[Records from a collection]
▼

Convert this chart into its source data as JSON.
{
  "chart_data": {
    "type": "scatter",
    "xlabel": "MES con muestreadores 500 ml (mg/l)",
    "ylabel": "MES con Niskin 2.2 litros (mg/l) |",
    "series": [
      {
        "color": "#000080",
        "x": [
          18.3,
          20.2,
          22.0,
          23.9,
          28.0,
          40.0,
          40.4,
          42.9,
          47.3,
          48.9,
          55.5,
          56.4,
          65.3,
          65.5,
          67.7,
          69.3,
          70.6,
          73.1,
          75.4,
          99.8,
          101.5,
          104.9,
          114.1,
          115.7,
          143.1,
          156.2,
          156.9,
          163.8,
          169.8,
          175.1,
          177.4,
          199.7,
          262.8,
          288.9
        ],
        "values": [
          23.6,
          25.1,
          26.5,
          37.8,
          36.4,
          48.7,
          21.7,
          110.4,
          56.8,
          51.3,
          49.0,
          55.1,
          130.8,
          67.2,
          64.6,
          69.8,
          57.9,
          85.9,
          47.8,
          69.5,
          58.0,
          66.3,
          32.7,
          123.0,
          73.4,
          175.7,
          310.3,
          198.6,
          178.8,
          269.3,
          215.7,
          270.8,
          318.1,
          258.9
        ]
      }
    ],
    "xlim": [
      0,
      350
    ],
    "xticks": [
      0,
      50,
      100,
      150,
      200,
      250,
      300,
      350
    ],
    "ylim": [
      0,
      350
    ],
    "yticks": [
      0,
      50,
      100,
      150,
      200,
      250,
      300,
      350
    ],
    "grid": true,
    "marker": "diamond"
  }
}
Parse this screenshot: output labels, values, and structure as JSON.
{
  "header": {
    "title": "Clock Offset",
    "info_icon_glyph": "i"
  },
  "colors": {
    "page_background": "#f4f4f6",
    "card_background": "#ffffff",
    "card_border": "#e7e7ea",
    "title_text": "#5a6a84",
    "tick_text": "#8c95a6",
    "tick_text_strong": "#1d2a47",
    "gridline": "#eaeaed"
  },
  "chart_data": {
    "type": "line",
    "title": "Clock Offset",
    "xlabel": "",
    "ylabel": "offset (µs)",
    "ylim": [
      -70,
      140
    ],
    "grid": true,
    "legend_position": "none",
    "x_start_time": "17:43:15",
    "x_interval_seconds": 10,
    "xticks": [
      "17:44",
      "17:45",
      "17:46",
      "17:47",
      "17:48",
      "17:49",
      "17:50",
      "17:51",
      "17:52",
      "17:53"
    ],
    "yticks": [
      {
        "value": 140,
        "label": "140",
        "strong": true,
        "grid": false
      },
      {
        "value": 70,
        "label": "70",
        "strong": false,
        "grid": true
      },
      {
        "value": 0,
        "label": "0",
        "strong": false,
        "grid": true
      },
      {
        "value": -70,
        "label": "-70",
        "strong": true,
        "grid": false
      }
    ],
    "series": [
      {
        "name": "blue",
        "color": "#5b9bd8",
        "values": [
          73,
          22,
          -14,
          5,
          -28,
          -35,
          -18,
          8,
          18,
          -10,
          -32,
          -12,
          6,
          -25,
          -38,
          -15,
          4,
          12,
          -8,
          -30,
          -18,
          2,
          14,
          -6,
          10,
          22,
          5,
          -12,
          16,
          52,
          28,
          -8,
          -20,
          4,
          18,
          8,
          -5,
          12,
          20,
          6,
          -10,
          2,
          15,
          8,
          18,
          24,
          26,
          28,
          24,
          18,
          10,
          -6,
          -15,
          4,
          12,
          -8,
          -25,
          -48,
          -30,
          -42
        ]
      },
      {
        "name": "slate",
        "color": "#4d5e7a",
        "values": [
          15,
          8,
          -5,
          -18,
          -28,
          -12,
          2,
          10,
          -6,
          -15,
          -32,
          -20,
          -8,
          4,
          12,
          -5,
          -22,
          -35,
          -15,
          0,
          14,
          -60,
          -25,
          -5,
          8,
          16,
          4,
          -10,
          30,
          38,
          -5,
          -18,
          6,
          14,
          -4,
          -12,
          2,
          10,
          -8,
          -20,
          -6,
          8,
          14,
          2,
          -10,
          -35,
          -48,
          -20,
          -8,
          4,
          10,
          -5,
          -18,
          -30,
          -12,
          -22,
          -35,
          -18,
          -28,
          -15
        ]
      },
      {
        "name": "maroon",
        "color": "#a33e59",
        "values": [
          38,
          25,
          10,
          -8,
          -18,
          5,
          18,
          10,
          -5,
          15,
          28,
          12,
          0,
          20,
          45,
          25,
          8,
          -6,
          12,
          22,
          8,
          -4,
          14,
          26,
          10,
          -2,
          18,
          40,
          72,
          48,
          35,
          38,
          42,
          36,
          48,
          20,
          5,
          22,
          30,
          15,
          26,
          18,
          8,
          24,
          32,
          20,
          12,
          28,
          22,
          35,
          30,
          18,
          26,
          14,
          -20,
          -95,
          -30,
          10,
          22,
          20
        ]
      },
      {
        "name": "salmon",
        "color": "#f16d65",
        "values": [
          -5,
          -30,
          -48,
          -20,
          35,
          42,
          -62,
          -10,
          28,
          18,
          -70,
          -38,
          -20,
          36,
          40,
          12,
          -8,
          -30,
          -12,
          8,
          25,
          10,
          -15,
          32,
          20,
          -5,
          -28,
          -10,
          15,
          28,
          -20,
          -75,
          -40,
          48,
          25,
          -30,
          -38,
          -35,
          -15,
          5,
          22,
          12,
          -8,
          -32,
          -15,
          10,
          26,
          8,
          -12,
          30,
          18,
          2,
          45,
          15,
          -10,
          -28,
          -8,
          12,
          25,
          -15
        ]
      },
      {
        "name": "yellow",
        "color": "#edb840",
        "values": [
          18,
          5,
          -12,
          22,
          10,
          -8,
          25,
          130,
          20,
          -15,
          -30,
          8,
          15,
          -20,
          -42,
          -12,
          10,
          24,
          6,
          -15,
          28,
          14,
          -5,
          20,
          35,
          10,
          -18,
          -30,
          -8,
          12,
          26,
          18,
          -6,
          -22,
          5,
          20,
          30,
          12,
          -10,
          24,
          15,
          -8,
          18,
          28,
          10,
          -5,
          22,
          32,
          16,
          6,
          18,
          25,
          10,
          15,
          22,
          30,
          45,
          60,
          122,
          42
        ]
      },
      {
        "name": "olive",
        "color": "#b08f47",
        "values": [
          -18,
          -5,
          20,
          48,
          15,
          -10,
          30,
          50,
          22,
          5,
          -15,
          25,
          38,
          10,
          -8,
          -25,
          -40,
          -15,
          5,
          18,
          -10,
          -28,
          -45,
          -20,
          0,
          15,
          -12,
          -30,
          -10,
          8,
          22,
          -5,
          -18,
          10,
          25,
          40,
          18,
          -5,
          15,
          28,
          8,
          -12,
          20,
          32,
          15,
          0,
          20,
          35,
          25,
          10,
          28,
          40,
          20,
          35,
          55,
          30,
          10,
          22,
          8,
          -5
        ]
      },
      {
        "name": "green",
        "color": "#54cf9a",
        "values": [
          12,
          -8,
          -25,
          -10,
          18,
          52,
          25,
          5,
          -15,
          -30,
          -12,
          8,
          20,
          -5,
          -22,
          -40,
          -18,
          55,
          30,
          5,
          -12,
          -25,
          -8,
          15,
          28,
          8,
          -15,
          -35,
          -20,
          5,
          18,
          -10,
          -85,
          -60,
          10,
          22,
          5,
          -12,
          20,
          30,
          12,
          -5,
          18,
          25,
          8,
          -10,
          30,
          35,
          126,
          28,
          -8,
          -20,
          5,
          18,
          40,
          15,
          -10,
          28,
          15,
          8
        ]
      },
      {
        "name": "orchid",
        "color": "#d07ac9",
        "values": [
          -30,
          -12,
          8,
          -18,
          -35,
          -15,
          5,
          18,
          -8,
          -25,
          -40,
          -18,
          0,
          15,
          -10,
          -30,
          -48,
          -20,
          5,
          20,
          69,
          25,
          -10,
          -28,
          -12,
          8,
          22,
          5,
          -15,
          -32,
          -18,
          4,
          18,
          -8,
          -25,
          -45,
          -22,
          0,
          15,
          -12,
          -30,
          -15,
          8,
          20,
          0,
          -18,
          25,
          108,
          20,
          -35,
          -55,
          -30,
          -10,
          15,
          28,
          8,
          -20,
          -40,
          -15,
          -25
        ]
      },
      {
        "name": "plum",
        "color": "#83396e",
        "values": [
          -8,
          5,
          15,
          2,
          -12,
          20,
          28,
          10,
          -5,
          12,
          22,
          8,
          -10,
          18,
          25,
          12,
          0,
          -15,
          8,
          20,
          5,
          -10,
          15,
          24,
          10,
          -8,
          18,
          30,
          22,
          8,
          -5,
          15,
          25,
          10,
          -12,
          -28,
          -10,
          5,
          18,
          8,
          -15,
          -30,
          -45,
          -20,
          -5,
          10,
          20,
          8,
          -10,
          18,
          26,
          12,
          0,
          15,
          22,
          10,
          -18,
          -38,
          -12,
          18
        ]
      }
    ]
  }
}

▲

### Stated problem
Please list every line of the records that contains "this".

### Task solution
Convert this chart into its source data as JSON.
Parse this screenshot: output labels, values, and structure as JSON.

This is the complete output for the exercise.